◆ **Given instruction**
The line containing "Extract the structured" marks where to begin; quote it and every line after it through the end of the data, exactly as written.

◆ **Stored records**

## Begin

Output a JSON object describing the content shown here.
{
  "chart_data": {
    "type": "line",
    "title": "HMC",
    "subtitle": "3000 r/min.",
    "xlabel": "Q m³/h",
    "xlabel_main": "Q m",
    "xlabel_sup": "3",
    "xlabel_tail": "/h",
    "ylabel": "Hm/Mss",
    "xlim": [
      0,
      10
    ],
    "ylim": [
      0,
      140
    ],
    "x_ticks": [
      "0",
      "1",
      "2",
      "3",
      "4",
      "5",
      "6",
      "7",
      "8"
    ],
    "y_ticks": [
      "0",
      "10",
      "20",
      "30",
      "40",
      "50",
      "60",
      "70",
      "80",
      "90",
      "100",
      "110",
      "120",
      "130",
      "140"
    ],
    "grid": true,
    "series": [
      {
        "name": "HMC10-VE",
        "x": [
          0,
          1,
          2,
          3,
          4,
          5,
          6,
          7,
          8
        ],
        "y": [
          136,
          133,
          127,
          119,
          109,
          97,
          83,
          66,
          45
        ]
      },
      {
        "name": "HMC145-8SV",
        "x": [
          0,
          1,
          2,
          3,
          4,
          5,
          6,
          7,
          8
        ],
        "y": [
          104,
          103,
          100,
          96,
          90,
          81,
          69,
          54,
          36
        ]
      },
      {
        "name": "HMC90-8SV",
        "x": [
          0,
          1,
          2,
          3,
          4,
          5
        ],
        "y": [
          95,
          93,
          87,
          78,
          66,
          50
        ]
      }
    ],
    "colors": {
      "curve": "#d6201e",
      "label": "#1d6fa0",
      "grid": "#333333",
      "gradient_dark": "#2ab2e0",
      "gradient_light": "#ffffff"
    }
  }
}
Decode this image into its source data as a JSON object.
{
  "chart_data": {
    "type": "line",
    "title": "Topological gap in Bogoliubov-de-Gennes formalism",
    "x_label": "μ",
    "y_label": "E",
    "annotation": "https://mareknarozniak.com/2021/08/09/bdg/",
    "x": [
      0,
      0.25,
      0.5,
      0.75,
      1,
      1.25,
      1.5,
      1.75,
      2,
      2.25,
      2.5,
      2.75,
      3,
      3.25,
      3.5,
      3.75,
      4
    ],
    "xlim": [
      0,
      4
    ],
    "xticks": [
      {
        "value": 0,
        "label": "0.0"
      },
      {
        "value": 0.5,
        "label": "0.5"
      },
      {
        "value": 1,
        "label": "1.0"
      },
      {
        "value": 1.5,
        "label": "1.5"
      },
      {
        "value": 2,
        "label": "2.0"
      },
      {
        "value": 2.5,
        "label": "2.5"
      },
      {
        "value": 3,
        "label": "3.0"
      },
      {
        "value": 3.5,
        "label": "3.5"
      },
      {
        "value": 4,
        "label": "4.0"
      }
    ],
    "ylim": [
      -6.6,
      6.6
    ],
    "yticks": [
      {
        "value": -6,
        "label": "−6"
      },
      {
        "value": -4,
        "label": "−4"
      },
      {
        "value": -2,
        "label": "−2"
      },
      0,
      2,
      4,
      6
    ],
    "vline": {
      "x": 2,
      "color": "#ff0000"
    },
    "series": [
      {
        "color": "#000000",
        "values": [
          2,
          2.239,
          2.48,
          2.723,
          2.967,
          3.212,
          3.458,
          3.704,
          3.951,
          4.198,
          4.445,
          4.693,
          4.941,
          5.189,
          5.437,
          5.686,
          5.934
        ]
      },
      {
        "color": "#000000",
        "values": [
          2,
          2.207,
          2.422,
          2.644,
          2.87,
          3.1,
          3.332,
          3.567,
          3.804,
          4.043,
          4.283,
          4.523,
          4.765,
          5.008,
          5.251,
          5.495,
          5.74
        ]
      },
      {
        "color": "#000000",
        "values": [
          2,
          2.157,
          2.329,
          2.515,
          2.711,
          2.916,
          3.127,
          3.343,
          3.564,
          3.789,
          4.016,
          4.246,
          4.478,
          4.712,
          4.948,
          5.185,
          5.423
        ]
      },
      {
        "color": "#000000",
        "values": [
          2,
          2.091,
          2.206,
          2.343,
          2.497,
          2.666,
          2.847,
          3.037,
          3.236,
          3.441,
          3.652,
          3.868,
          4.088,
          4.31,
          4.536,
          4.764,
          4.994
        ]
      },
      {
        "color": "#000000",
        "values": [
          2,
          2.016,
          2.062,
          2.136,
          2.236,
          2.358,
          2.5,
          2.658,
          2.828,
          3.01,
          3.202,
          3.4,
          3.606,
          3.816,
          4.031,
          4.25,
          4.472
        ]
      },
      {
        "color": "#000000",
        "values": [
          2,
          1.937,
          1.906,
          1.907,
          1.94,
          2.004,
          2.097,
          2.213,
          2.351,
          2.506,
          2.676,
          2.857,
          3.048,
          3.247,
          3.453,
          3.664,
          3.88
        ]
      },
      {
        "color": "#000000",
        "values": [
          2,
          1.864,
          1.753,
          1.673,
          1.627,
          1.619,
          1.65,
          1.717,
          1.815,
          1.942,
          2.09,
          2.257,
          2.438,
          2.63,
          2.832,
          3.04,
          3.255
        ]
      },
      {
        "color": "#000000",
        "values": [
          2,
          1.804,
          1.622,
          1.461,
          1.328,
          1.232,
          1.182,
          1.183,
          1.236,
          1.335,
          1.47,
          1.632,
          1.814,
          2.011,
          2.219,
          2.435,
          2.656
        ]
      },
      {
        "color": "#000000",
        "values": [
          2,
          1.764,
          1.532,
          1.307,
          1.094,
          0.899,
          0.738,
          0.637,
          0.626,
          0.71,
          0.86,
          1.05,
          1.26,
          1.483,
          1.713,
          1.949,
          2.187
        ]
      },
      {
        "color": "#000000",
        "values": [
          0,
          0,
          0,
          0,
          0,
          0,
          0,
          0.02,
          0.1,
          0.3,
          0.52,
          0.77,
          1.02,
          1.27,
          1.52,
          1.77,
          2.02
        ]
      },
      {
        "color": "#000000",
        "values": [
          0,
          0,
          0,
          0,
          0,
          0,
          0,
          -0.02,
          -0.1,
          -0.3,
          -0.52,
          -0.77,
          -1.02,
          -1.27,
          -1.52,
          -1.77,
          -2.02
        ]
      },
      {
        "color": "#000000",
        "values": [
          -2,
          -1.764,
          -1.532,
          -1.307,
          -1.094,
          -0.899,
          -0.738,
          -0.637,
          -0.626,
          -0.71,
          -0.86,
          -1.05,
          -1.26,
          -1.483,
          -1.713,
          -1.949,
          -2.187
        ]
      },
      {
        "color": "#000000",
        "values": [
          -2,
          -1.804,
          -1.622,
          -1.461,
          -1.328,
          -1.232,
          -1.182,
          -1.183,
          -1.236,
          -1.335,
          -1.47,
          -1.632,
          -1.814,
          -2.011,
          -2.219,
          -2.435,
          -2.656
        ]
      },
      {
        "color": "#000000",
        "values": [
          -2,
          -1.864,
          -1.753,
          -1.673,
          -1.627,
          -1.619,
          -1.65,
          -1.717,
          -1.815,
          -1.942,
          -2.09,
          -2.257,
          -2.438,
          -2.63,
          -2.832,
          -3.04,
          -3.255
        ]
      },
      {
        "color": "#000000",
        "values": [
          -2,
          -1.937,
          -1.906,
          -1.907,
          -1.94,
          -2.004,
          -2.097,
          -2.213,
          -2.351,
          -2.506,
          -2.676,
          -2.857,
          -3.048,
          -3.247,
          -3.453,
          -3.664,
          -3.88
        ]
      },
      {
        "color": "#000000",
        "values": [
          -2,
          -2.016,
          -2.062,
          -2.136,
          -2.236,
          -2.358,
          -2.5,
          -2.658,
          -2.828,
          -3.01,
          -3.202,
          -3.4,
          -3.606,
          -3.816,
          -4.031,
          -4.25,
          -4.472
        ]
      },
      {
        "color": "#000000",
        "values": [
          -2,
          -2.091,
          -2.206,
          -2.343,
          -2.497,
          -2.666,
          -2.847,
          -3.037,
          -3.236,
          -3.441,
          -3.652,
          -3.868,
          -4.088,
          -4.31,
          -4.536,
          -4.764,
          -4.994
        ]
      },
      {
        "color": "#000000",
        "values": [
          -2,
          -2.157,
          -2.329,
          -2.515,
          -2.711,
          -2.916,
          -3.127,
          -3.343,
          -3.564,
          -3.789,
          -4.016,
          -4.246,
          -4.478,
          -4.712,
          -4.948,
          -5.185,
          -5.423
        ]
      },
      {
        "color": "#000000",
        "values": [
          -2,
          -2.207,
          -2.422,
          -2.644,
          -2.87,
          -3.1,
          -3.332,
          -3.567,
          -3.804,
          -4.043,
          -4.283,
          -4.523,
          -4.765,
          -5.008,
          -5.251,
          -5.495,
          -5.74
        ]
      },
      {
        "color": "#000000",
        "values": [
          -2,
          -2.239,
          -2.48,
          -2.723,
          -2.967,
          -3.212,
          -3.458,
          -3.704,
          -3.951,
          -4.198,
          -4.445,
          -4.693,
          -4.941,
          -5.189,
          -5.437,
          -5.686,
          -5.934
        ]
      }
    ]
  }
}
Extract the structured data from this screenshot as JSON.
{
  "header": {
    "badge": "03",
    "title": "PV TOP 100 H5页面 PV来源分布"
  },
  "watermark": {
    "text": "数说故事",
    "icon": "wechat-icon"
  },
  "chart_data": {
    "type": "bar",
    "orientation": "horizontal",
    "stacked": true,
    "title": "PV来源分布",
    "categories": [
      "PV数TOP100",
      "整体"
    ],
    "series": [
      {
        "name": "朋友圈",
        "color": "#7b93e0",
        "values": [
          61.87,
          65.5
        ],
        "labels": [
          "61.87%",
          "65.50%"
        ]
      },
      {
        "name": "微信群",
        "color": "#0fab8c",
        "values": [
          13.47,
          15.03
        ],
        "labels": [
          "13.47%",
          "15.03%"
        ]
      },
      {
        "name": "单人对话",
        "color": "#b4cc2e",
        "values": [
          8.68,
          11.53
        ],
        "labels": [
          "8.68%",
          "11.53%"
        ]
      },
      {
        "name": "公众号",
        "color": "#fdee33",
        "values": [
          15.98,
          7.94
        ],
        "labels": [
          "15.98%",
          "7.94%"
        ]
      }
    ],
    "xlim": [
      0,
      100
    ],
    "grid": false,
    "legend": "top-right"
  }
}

## End

◆ **Task result**
Extract the structured data from this screenshot as JSON.
{
  "header": {
    "badge": "03",
    "title": "PV TOP 100 H5页面 PV来源分布"
  },
  "watermark": {
    "text": "数说故事",
    "icon": "wechat-icon"
  },
  "chart_data": {
    "type": "bar",
    "orientation": "horizontal",
    "stacked": true,
    "title": "PV来源分布",
    "categories": [
      "PV数TOP100",
      "整体"
    ],
    "series": [
      {
        "name": "朋友圈",
        "color": "#7b93e0",
        "values": [
          61.87,
          65.5
        ],
        "labels": [
          "61.87%",
          "65.50%"
        ]
      },
      {
        "name": "微信群",
        "color": "#0fab8c",
        "values": [
          13.47,
          15.03
        ],
        "labels": [
          "13.47%",
          "15.03%"
        ]
      },
      {
        "name": "单人对话",
        "color": "#b4cc2e",
        "values": [
          8.68,
          11.53
        ],
        "labels": [
          "8.68%",
          "11.53%"
        ]
      },
      {
        "name": "公众号",
        "color": "#fdee33",
        "values": [
          15.98,
          7.94
        ],
        "labels": [
          "15.98%",
          "7.94%"
        ]
      }
    ],
    "xlim": [
      0,
      100
    ],
    "grid": false,
    "legend": "top-right"
  }
}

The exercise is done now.